━━ Input data
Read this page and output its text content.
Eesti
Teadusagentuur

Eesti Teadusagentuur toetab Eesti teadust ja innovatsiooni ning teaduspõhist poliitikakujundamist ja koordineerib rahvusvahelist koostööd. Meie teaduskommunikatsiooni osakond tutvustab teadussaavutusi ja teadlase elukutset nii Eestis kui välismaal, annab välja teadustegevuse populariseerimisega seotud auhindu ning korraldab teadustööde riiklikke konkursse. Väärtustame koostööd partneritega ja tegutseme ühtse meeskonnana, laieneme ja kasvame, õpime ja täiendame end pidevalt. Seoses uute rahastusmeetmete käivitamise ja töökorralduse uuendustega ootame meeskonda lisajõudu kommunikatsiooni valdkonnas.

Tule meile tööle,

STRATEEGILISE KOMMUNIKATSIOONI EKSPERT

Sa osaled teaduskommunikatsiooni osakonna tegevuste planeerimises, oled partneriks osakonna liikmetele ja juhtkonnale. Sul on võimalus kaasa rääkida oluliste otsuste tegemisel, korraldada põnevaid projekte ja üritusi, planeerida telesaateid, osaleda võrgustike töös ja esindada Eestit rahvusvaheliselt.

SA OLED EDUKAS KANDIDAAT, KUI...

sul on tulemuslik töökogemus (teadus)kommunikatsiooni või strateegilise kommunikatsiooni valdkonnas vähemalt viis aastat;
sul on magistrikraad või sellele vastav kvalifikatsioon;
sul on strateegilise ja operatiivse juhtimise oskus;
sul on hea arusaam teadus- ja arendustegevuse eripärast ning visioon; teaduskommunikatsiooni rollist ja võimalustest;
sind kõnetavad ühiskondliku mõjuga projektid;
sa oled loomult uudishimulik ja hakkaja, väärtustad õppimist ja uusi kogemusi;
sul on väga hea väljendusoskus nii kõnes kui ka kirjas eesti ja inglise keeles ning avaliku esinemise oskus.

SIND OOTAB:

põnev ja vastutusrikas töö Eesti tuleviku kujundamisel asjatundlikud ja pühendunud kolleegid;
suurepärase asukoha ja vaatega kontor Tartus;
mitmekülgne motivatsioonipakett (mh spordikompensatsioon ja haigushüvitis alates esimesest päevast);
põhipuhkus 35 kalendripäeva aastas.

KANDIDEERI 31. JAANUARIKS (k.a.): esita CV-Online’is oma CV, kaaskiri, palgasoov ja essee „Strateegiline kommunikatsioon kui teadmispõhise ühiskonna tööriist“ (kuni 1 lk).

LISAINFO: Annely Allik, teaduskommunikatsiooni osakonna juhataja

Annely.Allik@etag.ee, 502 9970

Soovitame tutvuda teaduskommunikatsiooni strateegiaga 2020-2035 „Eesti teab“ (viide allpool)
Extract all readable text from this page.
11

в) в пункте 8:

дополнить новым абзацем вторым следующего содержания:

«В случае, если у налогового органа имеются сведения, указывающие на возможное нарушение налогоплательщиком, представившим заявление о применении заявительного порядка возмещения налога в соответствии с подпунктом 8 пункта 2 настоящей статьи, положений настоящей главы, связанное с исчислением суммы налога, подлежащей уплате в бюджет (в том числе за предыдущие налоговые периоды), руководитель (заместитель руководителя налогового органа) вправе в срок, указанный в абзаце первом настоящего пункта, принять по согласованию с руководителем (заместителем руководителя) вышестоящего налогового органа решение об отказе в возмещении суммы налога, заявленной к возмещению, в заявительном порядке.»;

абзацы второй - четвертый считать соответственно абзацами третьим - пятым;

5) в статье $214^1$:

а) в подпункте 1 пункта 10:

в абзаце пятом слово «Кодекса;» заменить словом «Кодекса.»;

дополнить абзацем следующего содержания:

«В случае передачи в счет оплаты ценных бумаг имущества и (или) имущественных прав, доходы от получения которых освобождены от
━━━━
▶ Problem description
From the entries above, return each line with the word "page" in it.

▶ Reply
Read this page and output its text content.
Extract all readable text from this page.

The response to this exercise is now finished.